## Excerpted data

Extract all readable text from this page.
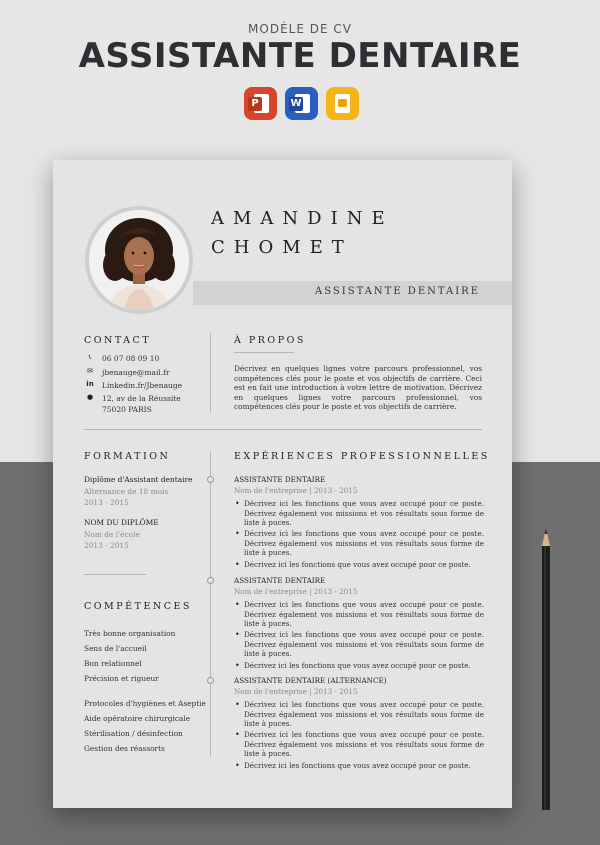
MODÈLE DE CV
ASSISTANTE DENTAIRE
P	W
AMANDINE
CHOMET
ASSISTANTE DENTAIRE
CONTACT
📞︎	06 07 08 09 10
✉	jbenauge@mail.fr
in	Linkedin.fr/Jbenauge
●	12, av de la Réussite
75020 PARIS
À PROPOS
Décrivez en quelques lignes votre parcours professionnel, vos compétences clés pour le poste et vos objectifs de carrière. Ceci est en fait une introduction à votre lettre de motivation. Décrivez en quelques lignes votre parcours professionnel, vos compétences clés pour le poste et vos objectifs de carrière.
FORMATION
Diplôme d'Assistant dentaire
Alternance de 18 mois
2013 - 2015
NOM DU DIPLÔME
Nom de l'école
2013 - 2015
COMPÉTENCES
Très bonne organisation
Sens de l'accueil
Bon relationnel
Précision et rigueur
Protocoles d'hygiènes et Aseptie
Aide opératoire chirurgicale
Stérilisation / désinfection
Gestion des réassorts
EXPÉRIENCES PROFESSIONNELLES
ASSISTANTE DENTAIRE
Nom de l'entreprise | 2013 - 2015
• Décrivez ici les fonctions que vous avez occupé pour ce poste. Décrivez également vos missions et vos résultats sous forme de liste à puces.
• Décrivez ici les fonctions que vous avez occupé pour ce poste. Décrivez également vos missions et vos résultats sous forme de liste à puces.
• Décrivez ici les fonctions que vous avez occupé pour ce poste.
ASSISTANTE DENTAIRE
Nom de l'entreprise | 2013 - 2015
• Décrivez ici les fonctions que vous avez occupé pour ce poste. Décrivez également vos missions et vos résultats sous forme de liste à puces.
• Décrivez ici les fonctions que vous avez occupé pour ce poste. Décrivez également vos missions et vos résultats sous forme de liste à puces.
• Décrivez ici les fonctions que vous avez occupé pour ce poste.
ASSISTANTE DENTAIRE (ALTERNANCE)
Nom de l'entreprise | 2013 - 2015
• Décrivez ici les fonctions que vous avez occupé pour ce poste. Décrivez également vos missions et vos résultats sous forme de liste à puces.
• Décrivez ici les fonctions que vous avez occupé pour ce poste. Décrivez également vos missions et vos résultats sous forme de liste à puces.
• Décrivez ici les fonctions que vous avez occupé pour ce poste.
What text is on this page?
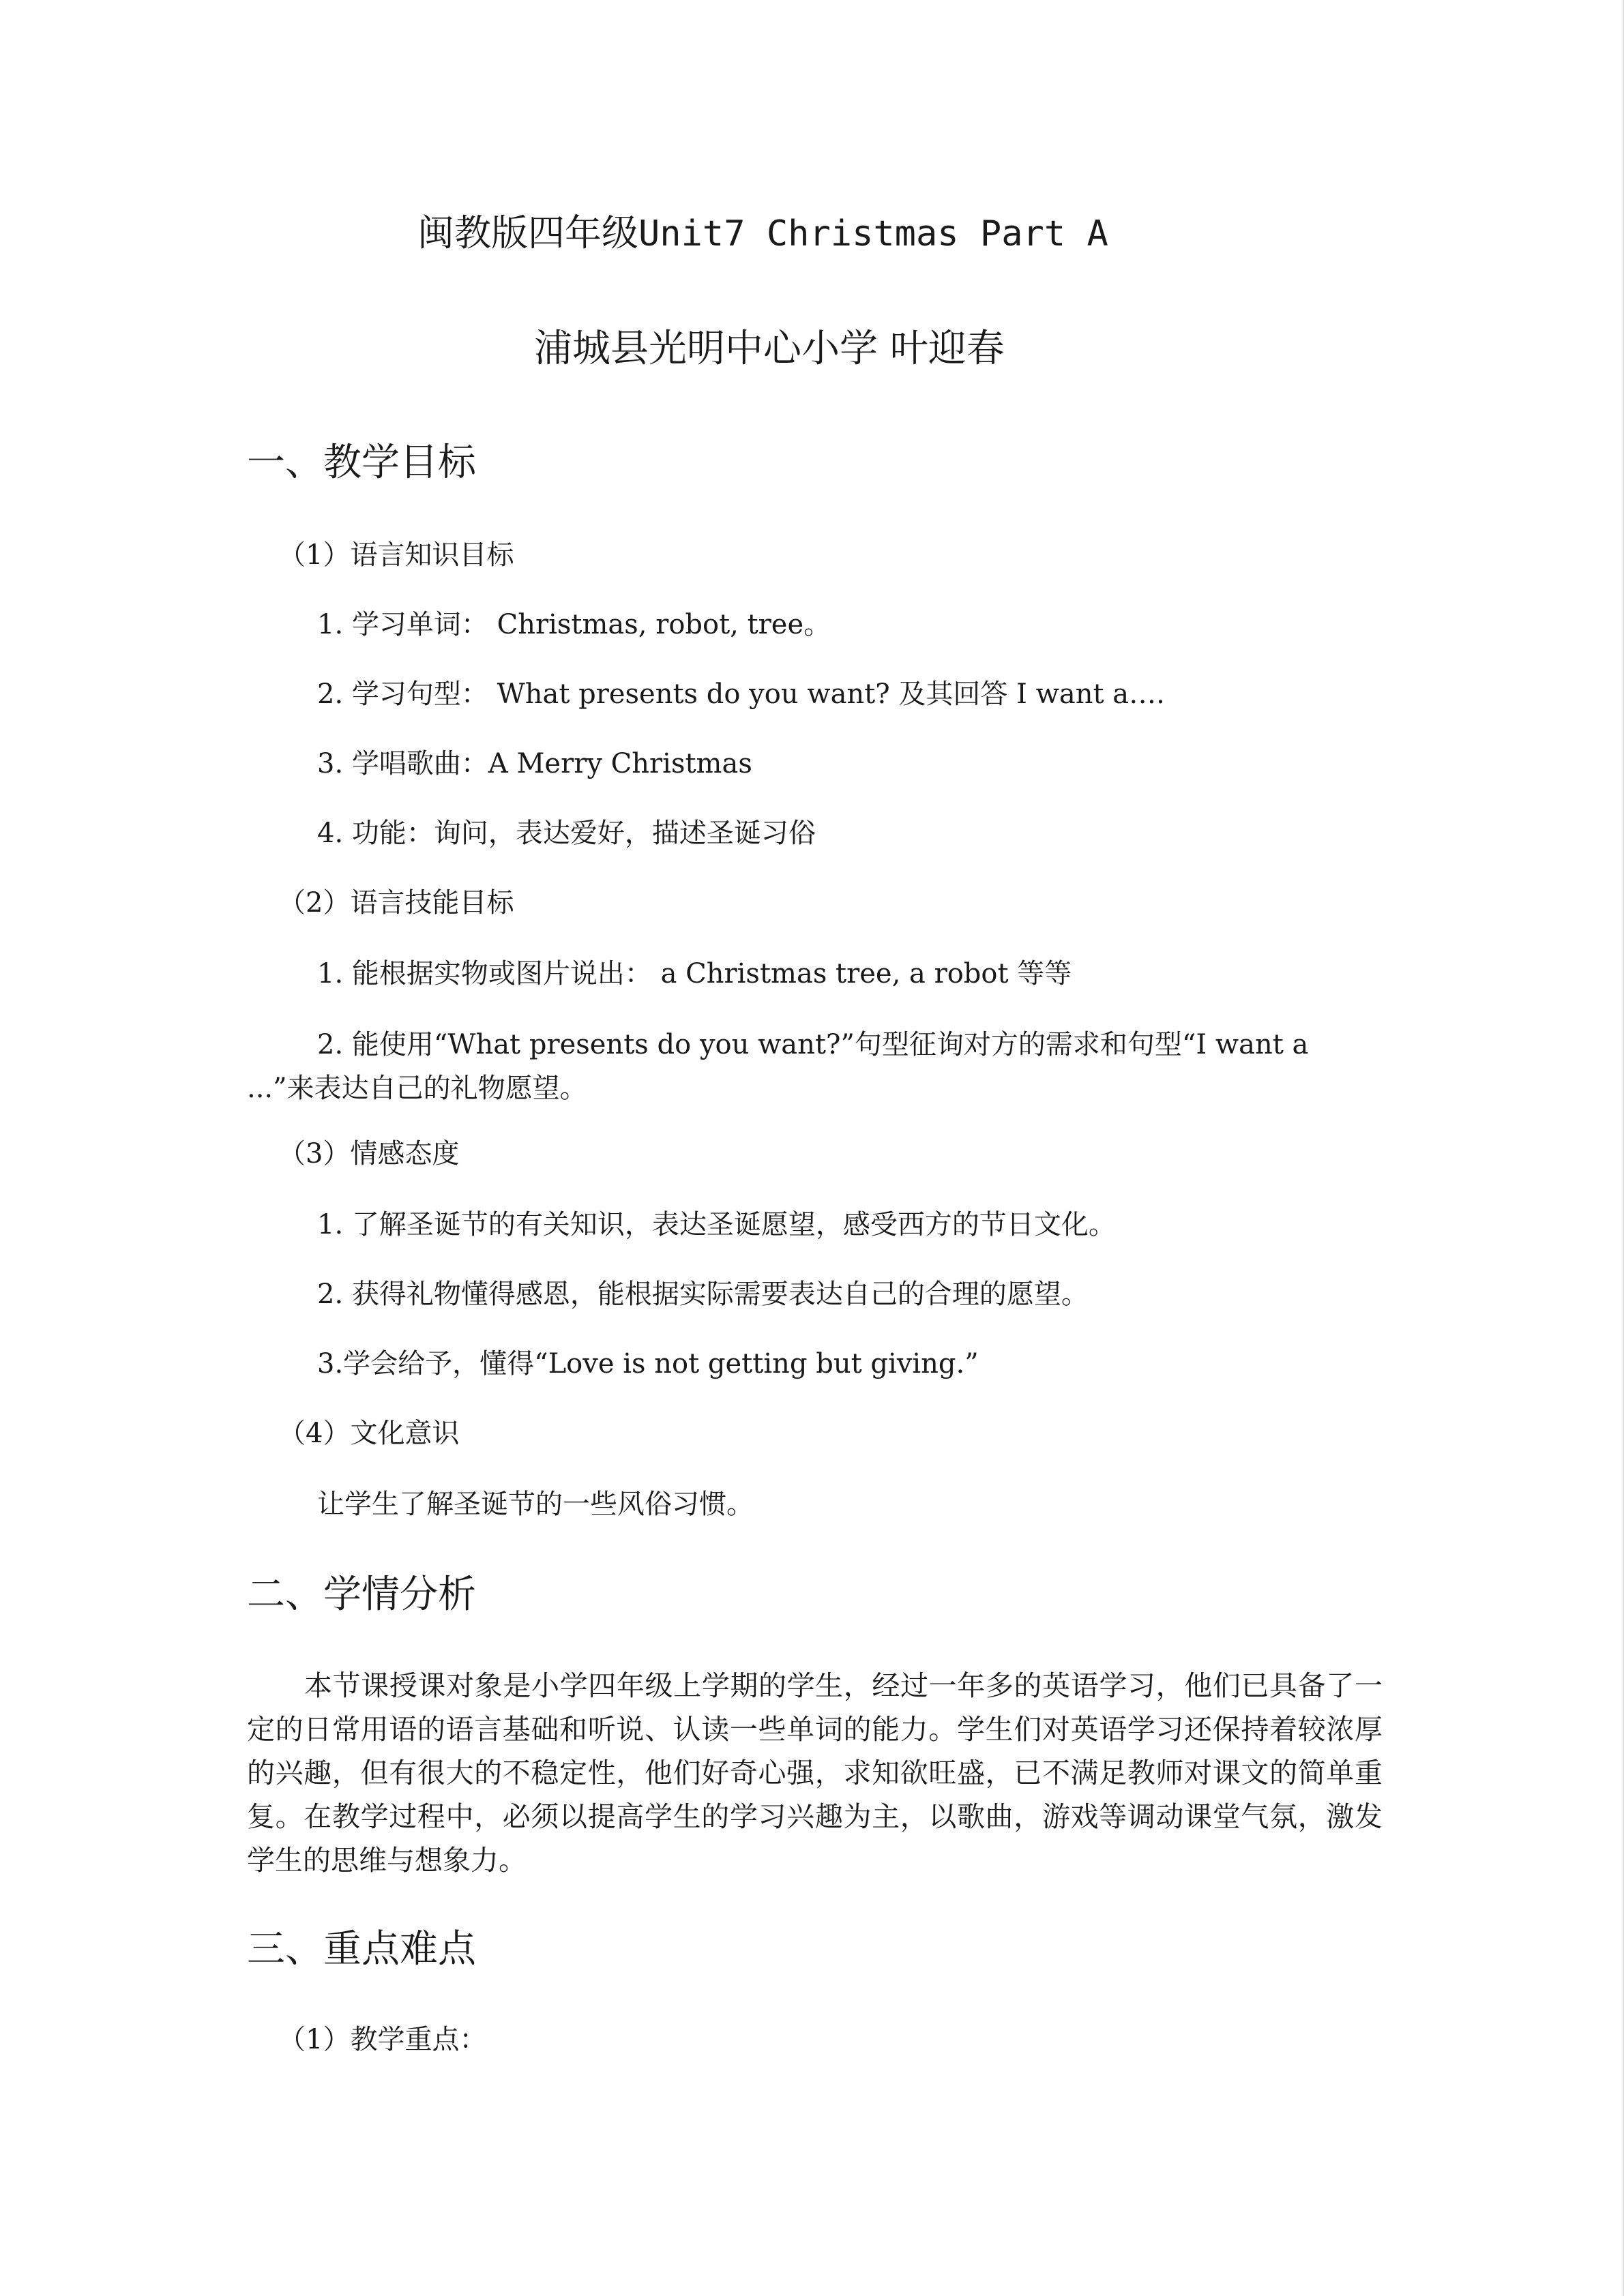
闽教版四年级Unit7 Christmas Part A
浦城县光明中心小学 叶迎春
一、教学目标
（1）语言知识目标
1. 学习单词： Christmas, robot, tree。
2. 学习句型： What presents do you want? 及其回答 I want a….
3. 学唱歌曲：A Merry Christmas
4. 功能：询问，表达爱好，描述圣诞习俗
（2）语言技能目标
1. 能根据实物或图片说出： a Christmas tree, a robot 等等
2. 能使用“What presents do you want?”句型征询对方的需求和句型“I want a ...”来表达自己的礼物愿望。
（3）情感态度
1. 了解圣诞节的有关知识，表达圣诞愿望，感受西方的节日文化。
2. 获得礼物懂得感恩，能根据实际需要表达自己的合理的愿望。
3.学会给予，懂得“Love is not getting but giving.”
（4）文化意识
让学生了解圣诞节的一些风俗习惯。
二、学情分析
本节课授课对象是小学四年级上学期的学生，经过一年多的英语学习，他们已具备了一定的日常用语的语言基础和听说、认读一些单词的能力。学生们对英语学习还保持着较浓厚的兴趣，但有很大的不稳定性，他们好奇心强，求知欲旺盛，已不满足教师对课文的简单重复。在教学过程中，必须以提高学生的学习兴趣为主，以歌曲，游戏等调动课堂气氛，激发学生的思维与想象力。
三、重点难点
（1）教学重点：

## Required work
Your job is to transcribe the entries above exactly; skip the pictures.

## Correct answer
Extract all readable text from this page.
MODÈLE DE CV
ASSISTANTE DENTAIRE
P	W
AMANDINE
CHOMET
ASSISTANTE DENTAIRE
CONTACT
📞︎	06 07 08 09 10
✉	jbenauge@mail.fr
in	Linkedin.fr/Jbenauge
●	12, av de la Réussite
75020 PARIS
À PROPOS
Décrivez en quelques lignes votre parcours professionnel, vos compétences clés pour le poste et vos objectifs de carrière. Ceci est en fait une introduction à votre lettre de motivation. Décrivez en quelques lignes votre parcours professionnel, vos compétences clés pour le poste et vos objectifs de carrière.
FORMATION
Diplôme d'Assistant dentaire
Alternance de 18 mois
2013 - 2015
NOM DU DIPLÔME
Nom de l'école
2013 - 2015
COMPÉTENCES
Très bonne organisation
Sens de l'accueil
Bon relationnel
Précision et rigueur
Protocoles d'hygiènes et Aseptie
Aide opératoire chirurgicale
Stérilisation / désinfection
Gestion des réassorts
EXPÉRIENCES PROFESSIONNELLES
ASSISTANTE DENTAIRE
Nom de l'entreprise | 2013 - 2015
• Décrivez ici les fonctions que vous avez occupé pour ce poste. Décrivez également vos missions et vos résultats sous forme de liste à puces.
• Décrivez ici les fonctions que vous avez occupé pour ce poste. Décrivez également vos missions et vos résultats sous forme de liste à puces.
• Décrivez ici les fonctions que vous avez occupé pour ce poste.
ASSISTANTE DENTAIRE
Nom de l'entreprise | 2013 - 2015
• Décrivez ici les fonctions que vous avez occupé pour ce poste. Décrivez également vos missions et vos résultats sous forme de liste à puces.
• Décrivez ici les fonctions que vous avez occupé pour ce poste. Décrivez également vos missions et vos résultats sous forme de liste à puces.
• Décrivez ici les fonctions que vous avez occupé pour ce poste.
ASSISTANTE DENTAIRE (ALTERNANCE)
Nom de l'entreprise | 2013 - 2015
• Décrivez ici les fonctions que vous avez occupé pour ce poste. Décrivez également vos missions et vos résultats sous forme de liste à puces.
• Décrivez ici les fonctions que vous avez occupé pour ce poste. Décrivez également vos missions et vos résultats sous forme de liste à puces.
• Décrivez ici les fonctions que vous avez occupé pour ce poste.
What text is on this page?
闽教版四年级Unit7 Christmas Part A
浦城县光明中心小学 叶迎春
一、教学目标
（1）语言知识目标
1. 学习单词： Christmas, robot, tree。
2. 学习句型： What presents do you want? 及其回答 I want a….
3. 学唱歌曲：A Merry Christmas
4. 功能：询问，表达爱好，描述圣诞习俗
（2）语言技能目标
1. 能根据实物或图片说出： a Christmas tree, a robot 等等
2. 能使用“What presents do you want?”句型征询对方的需求和句型“I want a ...”来表达自己的礼物愿望。
（3）情感态度
1. 了解圣诞节的有关知识，表达圣诞愿望，感受西方的节日文化。
2. 获得礼物懂得感恩，能根据实际需要表达自己的合理的愿望。
3.学会给予，懂得“Love is not getting but giving.”
（4）文化意识
让学生了解圣诞节的一些风俗习惯。
二、学情分析
本节课授课对象是小学四年级上学期的学生，经过一年多的英语学习，他们已具备了一定的日常用语的语言基础和听说、认读一些单词的能力。学生们对英语学习还保持着较浓厚的兴趣，但有很大的不稳定性，他们好奇心强，求知欲旺盛，已不满足教师对课文的简单重复。在教学过程中，必须以提高学生的学习兴趣为主，以歌曲，游戏等调动课堂气氛，激发学生的思维与想象力。
三、重点难点
（1）教学重点：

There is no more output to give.